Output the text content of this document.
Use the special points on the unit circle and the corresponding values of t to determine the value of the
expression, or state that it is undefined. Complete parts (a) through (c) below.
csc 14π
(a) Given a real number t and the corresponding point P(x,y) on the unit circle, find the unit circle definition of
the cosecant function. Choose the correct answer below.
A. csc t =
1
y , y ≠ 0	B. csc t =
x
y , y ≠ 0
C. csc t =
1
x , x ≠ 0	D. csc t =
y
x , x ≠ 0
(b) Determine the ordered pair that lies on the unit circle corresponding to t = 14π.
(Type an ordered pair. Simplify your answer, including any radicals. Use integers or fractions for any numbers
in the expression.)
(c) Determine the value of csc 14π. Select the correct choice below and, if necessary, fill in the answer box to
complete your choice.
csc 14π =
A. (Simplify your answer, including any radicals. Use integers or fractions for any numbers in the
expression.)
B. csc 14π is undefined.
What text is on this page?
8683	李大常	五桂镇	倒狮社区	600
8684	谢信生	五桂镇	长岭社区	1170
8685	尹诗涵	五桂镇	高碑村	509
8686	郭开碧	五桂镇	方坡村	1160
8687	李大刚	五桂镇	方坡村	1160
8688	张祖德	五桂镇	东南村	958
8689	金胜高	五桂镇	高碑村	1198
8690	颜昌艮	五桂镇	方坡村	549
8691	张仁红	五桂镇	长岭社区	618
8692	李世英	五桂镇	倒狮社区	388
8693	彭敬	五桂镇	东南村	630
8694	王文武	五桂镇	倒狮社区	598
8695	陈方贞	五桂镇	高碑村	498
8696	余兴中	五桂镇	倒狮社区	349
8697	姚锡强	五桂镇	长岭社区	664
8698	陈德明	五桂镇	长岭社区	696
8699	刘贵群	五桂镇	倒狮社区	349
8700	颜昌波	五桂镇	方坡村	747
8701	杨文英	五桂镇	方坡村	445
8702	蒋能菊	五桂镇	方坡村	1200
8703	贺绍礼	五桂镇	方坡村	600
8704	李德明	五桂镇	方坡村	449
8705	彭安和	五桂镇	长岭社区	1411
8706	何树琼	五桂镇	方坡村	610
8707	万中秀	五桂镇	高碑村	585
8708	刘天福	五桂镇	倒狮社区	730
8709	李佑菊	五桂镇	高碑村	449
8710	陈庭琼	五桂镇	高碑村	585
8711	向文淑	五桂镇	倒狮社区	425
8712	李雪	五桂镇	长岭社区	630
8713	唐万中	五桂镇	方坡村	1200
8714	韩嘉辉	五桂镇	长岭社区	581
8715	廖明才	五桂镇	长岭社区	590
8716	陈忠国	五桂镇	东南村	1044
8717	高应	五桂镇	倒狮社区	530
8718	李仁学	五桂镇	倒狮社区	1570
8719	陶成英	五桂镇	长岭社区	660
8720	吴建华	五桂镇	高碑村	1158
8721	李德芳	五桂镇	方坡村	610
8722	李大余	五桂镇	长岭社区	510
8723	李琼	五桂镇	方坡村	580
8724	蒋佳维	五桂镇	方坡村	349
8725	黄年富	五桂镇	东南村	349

▬▬▬▬▬▬▬▬▬▬

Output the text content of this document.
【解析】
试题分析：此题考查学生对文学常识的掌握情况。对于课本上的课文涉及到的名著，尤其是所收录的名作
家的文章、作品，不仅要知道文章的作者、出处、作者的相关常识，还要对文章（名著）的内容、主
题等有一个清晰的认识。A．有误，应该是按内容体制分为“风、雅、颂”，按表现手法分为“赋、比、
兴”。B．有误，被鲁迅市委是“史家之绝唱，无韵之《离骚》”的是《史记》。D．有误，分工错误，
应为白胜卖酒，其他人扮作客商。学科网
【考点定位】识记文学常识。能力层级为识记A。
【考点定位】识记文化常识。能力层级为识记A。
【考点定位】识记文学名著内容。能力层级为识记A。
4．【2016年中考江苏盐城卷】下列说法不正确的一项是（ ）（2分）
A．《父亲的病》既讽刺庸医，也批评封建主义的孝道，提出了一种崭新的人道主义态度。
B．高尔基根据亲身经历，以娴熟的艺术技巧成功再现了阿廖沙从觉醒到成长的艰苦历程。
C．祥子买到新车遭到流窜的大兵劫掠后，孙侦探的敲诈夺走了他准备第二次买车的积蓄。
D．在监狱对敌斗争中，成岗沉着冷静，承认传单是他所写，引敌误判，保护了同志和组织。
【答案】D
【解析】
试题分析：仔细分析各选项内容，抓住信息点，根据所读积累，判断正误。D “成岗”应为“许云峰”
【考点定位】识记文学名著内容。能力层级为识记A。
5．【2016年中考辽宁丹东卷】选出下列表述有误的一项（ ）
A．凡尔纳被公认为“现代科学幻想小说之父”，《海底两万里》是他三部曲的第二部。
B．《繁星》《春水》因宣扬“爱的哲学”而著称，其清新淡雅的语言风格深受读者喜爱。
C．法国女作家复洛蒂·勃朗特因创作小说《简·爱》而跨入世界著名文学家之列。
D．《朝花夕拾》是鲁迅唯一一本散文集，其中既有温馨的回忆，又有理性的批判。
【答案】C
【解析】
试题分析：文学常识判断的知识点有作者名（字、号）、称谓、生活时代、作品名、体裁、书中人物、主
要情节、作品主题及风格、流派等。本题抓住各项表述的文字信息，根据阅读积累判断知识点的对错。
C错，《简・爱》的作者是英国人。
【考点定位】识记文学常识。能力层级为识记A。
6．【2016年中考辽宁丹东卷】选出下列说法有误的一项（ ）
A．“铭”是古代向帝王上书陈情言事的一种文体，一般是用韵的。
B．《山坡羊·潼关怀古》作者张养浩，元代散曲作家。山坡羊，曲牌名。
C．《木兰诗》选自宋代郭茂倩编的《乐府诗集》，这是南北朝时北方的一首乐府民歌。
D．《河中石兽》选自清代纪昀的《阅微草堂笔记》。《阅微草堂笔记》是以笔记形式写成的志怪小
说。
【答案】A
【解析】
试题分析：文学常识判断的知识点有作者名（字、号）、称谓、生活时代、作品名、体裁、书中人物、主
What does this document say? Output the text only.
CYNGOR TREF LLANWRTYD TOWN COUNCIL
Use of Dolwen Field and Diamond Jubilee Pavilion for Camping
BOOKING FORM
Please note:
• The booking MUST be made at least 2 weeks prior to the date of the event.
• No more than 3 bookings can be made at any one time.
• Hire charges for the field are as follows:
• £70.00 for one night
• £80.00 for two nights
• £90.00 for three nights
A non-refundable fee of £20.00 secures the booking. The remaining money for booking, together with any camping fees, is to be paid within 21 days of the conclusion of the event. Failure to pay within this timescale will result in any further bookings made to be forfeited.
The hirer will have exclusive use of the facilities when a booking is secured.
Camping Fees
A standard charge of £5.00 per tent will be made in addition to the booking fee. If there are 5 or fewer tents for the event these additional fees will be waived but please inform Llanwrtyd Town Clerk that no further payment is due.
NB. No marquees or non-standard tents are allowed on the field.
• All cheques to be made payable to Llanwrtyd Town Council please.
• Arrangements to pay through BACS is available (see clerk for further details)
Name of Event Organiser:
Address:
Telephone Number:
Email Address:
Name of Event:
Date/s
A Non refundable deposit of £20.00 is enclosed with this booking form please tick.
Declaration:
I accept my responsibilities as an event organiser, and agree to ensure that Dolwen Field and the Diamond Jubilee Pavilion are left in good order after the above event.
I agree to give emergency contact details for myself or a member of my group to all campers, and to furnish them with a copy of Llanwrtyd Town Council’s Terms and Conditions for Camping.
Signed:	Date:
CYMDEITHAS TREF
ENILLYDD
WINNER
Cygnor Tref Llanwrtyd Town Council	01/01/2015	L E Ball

▬▬▬▬▬▬▬▬▬▬

**Instruction:** Work through the records line by line and tally those with the word "radicals". Report only the total.

**Response:** 2